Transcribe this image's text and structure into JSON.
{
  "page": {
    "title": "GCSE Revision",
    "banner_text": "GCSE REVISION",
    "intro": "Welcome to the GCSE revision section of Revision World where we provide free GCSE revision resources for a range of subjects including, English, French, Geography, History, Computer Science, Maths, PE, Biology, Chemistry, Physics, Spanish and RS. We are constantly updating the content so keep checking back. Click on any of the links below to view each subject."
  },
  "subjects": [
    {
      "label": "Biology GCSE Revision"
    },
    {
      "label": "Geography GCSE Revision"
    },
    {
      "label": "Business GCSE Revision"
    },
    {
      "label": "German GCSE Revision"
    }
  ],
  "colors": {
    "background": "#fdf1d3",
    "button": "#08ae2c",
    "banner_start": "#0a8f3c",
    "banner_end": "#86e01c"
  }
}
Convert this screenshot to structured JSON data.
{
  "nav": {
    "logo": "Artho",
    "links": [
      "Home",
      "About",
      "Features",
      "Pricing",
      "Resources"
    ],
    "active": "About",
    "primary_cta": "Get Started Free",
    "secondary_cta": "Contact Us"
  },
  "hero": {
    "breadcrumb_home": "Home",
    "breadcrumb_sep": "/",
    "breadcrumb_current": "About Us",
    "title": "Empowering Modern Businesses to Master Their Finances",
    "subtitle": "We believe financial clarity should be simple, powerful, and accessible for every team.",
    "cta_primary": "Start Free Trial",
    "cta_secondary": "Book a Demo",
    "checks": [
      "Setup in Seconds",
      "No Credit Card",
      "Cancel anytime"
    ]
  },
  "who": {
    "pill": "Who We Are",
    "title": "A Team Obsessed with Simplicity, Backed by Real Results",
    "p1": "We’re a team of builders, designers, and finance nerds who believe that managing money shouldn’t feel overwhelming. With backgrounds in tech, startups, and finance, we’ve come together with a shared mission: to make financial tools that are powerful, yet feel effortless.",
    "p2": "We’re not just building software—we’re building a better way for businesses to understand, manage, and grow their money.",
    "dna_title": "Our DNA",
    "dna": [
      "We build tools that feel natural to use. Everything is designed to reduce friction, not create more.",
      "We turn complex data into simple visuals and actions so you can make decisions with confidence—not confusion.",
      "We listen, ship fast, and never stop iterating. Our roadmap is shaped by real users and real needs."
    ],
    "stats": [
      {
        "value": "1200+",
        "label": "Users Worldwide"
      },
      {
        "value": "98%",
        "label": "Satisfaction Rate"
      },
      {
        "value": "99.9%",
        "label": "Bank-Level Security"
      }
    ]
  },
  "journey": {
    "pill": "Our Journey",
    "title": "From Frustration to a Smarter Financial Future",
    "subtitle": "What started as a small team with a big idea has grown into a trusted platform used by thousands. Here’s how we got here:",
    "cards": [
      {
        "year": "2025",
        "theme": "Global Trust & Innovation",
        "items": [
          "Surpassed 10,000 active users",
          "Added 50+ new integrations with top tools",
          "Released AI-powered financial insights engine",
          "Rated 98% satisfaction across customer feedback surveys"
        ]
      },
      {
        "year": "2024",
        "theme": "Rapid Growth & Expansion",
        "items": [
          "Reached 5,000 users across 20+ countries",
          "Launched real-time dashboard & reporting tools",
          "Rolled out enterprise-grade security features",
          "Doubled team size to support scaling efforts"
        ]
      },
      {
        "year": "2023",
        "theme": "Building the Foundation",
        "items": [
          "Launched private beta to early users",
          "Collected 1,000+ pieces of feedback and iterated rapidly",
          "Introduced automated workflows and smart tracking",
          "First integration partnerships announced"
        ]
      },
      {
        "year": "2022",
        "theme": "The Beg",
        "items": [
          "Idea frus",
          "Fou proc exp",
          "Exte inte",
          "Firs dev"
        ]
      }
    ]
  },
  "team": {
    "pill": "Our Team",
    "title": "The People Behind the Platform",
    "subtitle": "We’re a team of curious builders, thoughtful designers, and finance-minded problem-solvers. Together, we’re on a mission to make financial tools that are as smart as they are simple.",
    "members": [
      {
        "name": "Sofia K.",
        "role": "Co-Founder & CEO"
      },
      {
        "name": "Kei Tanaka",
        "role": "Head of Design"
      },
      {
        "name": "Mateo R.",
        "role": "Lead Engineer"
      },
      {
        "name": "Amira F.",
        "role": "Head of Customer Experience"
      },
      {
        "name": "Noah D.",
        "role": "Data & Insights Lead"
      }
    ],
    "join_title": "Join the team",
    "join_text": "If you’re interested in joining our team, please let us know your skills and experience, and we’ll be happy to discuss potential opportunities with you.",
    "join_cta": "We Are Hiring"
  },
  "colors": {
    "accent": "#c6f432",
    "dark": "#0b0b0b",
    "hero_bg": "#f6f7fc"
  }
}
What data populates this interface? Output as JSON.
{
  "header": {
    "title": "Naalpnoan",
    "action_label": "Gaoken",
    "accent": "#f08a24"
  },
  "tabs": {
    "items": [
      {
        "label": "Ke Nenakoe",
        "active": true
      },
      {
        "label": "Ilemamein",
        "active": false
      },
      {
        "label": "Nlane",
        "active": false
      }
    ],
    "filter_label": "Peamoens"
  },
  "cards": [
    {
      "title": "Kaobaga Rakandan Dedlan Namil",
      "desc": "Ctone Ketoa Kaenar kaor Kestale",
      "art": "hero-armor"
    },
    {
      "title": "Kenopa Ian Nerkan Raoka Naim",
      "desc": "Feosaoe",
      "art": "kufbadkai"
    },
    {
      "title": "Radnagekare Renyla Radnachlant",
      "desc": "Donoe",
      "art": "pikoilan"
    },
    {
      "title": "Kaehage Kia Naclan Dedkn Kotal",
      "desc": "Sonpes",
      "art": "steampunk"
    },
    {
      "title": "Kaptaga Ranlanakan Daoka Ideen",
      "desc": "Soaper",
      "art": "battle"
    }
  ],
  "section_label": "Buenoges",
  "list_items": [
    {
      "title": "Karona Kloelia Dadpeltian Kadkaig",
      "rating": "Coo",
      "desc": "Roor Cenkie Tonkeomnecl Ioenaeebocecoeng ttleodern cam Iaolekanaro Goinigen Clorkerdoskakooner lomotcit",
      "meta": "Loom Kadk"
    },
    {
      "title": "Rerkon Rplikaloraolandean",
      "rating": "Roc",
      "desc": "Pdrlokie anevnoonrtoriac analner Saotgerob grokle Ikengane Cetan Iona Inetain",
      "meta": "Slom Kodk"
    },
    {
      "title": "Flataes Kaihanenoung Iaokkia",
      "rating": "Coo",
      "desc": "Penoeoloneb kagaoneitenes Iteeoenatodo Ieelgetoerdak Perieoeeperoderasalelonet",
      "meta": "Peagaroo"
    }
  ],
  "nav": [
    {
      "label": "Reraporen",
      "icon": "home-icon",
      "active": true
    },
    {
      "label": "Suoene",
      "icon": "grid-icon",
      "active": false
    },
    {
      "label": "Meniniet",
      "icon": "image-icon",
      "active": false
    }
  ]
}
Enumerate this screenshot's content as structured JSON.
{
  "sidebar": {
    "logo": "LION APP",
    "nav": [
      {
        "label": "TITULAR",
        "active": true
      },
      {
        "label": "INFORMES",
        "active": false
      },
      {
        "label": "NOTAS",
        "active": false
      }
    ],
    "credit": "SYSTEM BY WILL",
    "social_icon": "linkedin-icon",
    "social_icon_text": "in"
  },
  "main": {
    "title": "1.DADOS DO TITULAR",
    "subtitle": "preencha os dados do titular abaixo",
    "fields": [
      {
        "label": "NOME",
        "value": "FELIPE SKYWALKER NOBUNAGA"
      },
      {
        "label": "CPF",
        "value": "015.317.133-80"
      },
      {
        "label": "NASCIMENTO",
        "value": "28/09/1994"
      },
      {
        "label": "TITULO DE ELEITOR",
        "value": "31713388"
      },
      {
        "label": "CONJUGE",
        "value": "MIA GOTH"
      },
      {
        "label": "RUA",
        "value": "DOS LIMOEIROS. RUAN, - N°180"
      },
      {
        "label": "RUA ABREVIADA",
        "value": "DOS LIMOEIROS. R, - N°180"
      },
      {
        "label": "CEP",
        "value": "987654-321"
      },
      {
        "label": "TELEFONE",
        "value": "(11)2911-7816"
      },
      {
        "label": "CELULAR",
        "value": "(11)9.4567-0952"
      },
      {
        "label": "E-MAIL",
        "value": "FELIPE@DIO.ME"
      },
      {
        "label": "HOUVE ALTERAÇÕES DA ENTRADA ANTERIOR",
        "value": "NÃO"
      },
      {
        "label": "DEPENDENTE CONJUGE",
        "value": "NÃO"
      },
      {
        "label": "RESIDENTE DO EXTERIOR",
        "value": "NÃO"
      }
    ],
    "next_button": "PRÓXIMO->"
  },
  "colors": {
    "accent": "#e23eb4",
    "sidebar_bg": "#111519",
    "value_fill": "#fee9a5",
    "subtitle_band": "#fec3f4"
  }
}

[INSTRUCTION]
Copy out each line of the records where the string "theme" appears.

[RESULT BELOW]
        "theme": "Global Trust & Innovation",
        "theme": "Rapid Growth & Expansion",
        "theme": "Building the Foundation",
        "theme": "The Beg",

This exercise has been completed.